-- start Data lines --

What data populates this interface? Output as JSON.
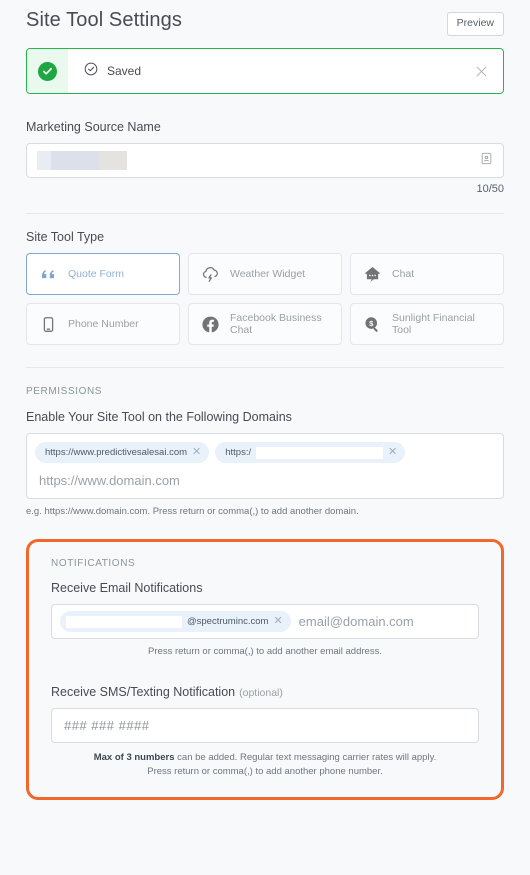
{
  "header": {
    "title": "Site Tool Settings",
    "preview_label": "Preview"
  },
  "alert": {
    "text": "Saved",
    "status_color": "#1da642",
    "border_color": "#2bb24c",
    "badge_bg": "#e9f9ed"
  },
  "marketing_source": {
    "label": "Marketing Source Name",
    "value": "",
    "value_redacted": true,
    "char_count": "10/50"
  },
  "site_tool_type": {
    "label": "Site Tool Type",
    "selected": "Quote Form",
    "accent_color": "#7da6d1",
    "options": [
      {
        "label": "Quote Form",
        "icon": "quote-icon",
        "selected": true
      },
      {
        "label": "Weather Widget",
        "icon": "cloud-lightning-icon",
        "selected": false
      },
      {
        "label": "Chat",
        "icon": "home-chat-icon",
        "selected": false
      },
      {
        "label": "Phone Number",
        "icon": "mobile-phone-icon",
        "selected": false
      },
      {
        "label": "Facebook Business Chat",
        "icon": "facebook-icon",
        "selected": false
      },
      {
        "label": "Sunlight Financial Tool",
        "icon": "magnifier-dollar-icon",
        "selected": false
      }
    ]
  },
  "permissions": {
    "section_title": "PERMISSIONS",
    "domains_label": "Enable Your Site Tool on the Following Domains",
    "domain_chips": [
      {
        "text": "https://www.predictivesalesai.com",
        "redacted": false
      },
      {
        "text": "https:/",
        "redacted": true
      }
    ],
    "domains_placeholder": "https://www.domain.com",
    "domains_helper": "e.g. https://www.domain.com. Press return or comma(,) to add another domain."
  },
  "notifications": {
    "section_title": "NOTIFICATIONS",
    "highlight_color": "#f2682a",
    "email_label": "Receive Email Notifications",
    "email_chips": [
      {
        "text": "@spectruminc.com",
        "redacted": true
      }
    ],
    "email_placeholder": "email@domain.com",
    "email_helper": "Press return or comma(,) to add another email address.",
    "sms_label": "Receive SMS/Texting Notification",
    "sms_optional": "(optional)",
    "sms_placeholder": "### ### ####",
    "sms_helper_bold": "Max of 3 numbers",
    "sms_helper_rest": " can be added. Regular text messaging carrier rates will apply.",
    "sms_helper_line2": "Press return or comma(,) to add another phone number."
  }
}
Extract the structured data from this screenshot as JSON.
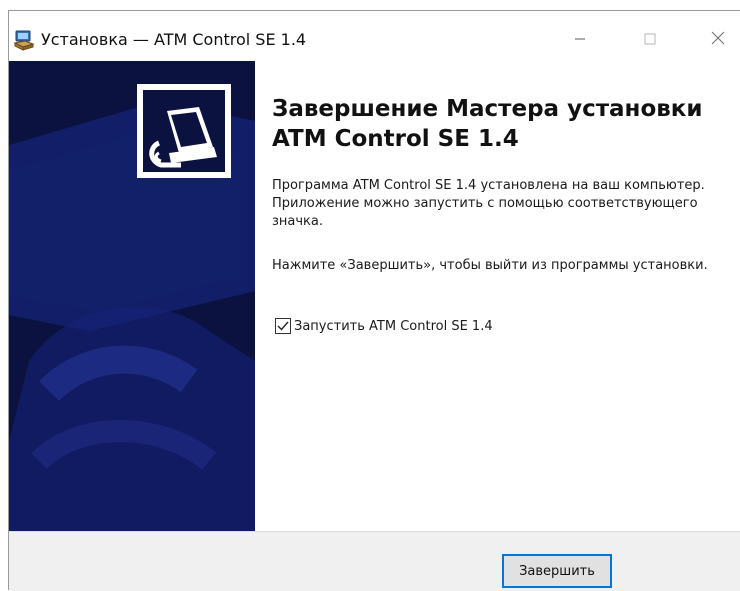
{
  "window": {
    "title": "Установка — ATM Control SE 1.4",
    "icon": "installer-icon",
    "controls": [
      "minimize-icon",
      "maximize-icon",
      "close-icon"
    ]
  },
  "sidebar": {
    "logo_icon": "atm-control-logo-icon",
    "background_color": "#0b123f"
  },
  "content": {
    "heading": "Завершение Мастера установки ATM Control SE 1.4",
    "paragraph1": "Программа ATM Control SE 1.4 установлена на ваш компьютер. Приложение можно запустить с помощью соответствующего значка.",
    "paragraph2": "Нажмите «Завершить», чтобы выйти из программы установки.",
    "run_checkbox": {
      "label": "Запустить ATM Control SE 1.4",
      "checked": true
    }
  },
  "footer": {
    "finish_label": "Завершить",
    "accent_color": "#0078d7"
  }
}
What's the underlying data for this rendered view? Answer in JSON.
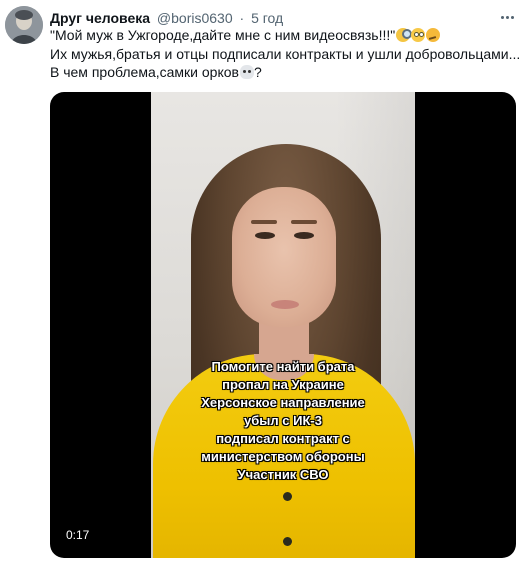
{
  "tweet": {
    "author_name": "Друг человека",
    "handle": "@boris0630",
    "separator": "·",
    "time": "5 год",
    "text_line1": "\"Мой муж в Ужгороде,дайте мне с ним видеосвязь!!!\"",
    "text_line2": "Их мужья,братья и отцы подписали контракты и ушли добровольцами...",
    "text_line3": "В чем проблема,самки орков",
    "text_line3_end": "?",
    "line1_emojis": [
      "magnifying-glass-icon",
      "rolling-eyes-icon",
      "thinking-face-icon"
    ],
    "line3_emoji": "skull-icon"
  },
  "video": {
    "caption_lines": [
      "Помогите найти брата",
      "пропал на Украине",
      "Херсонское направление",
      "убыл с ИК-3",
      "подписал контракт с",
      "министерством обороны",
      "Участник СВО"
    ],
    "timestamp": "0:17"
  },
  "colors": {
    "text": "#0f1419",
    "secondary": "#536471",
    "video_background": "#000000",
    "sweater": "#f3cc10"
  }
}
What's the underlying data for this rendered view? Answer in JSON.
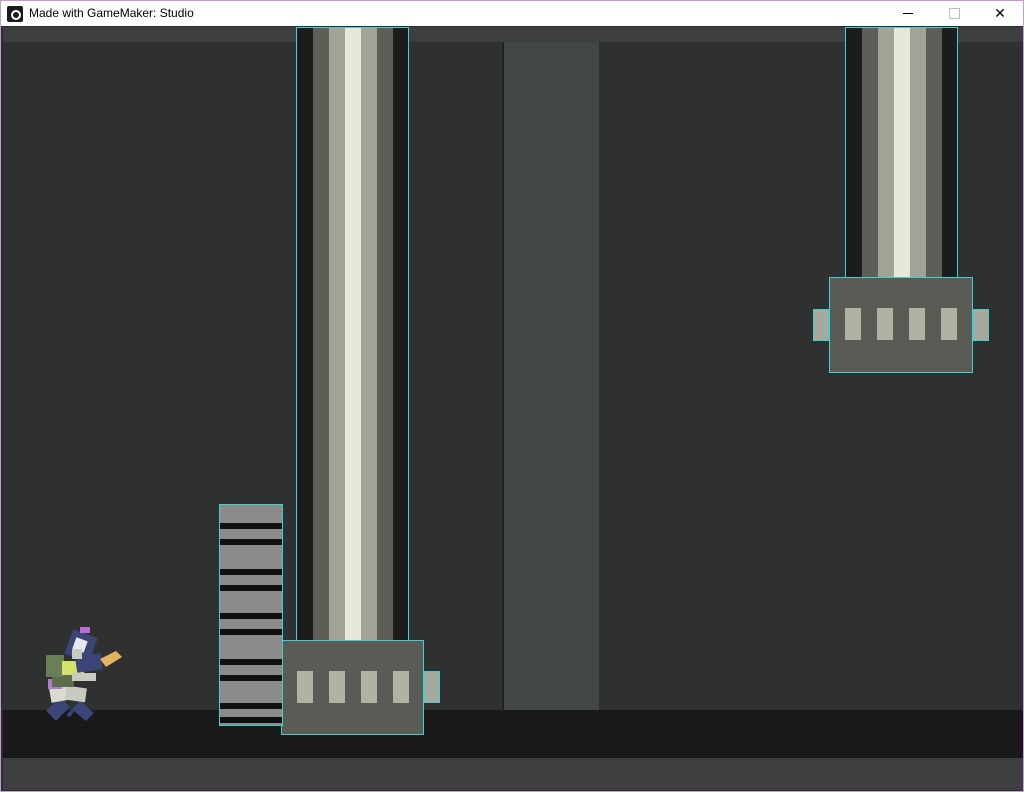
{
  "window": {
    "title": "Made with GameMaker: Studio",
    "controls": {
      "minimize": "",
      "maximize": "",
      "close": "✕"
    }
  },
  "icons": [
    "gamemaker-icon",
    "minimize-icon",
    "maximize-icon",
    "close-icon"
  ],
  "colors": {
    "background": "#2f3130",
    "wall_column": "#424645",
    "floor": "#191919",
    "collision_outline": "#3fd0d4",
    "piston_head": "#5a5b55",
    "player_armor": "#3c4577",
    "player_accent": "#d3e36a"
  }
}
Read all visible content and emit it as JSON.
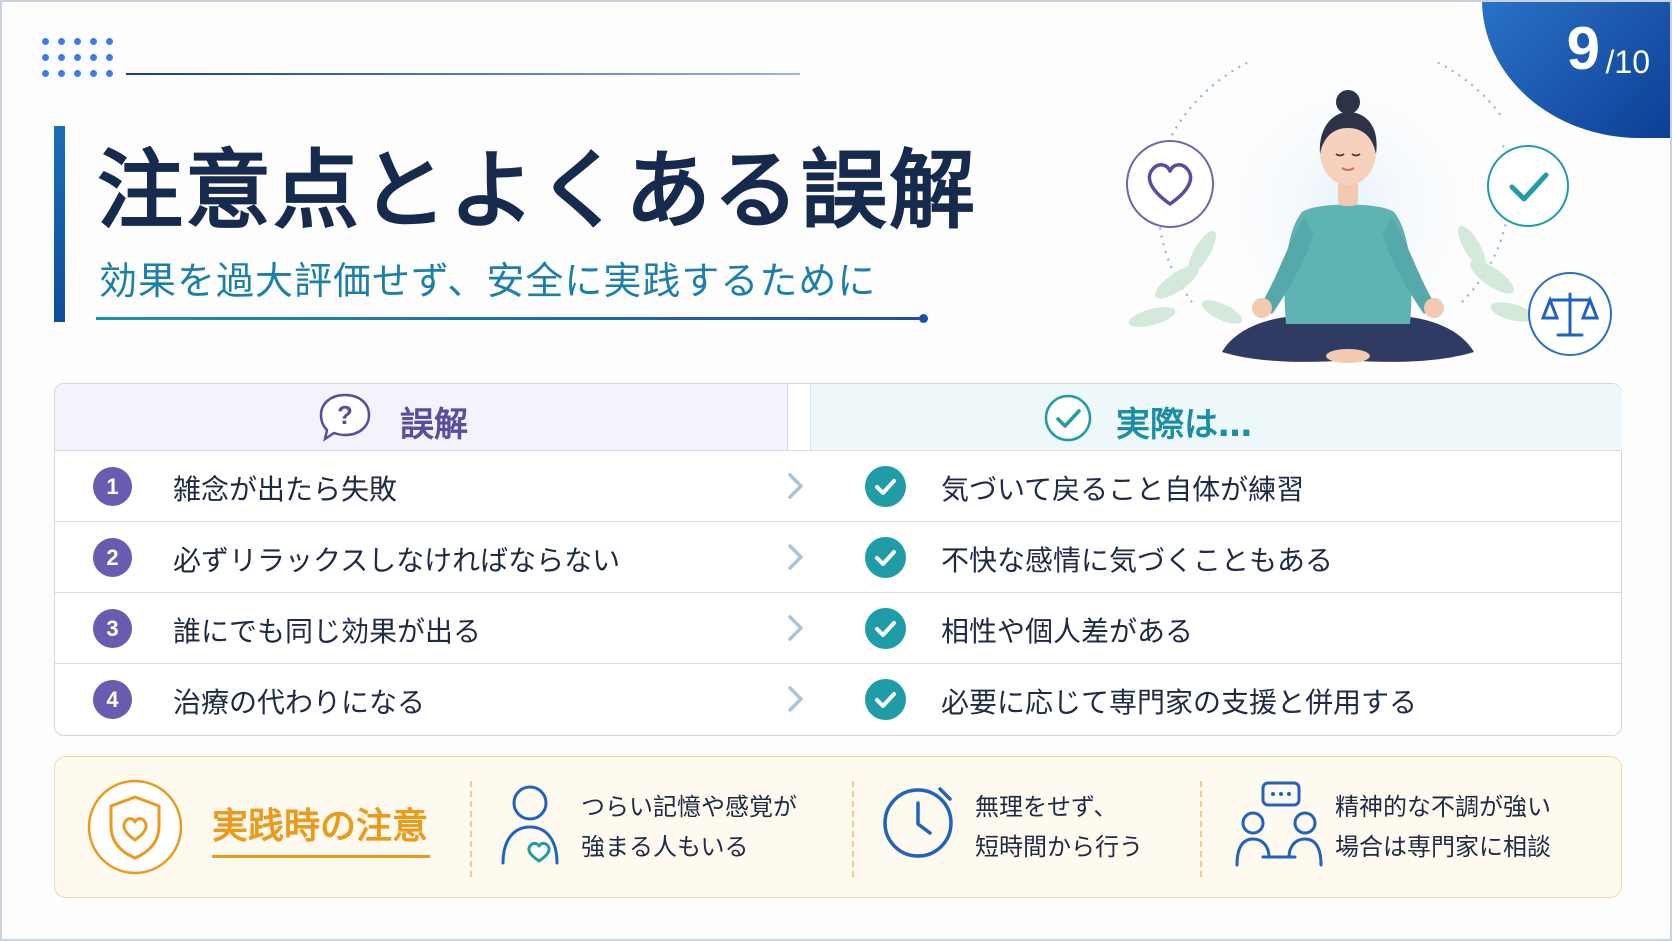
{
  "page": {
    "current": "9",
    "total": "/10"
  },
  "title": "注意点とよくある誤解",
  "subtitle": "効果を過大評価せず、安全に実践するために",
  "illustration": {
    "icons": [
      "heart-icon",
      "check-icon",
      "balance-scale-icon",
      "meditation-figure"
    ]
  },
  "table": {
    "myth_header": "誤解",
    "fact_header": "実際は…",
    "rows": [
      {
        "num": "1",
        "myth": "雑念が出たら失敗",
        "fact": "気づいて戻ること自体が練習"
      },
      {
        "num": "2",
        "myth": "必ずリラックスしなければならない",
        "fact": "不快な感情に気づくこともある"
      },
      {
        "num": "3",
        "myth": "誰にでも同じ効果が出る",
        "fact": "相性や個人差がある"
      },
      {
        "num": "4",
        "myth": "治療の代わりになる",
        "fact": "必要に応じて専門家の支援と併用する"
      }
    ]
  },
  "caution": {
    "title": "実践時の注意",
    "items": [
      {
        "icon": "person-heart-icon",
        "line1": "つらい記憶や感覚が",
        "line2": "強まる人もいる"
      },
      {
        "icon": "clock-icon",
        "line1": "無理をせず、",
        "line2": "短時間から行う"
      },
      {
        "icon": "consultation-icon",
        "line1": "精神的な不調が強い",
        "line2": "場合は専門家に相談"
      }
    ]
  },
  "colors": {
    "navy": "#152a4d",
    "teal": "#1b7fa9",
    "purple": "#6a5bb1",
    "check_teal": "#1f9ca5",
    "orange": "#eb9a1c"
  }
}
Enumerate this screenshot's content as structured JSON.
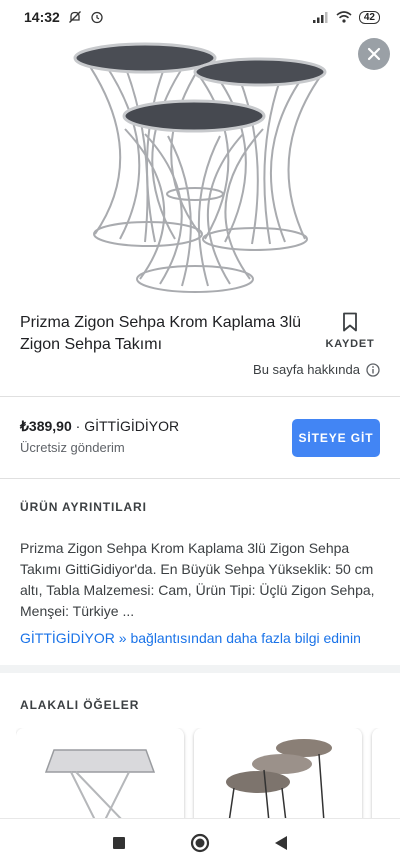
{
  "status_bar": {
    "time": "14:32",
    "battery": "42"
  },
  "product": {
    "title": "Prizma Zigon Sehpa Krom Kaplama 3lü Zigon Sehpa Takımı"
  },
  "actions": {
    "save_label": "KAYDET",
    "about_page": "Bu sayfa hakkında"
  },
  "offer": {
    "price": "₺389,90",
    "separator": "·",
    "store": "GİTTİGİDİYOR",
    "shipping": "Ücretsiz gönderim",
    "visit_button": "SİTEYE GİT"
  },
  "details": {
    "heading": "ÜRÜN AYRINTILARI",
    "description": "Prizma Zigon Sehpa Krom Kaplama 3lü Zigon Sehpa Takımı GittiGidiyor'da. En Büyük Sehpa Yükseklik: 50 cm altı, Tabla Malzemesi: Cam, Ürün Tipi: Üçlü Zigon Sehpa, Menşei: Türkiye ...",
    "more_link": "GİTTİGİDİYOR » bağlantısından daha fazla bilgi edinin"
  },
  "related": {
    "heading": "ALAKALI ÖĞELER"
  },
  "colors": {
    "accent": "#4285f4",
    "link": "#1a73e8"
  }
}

-- end Data lines --

▶ **Problem**: Report each line in the preceding entries that holds the string "Завершить".

▶ **Full output**:
    "paragraph2": "Нажмите «Завершить», чтобы выйти из программы установки.",
    "finish_label": "Завершить",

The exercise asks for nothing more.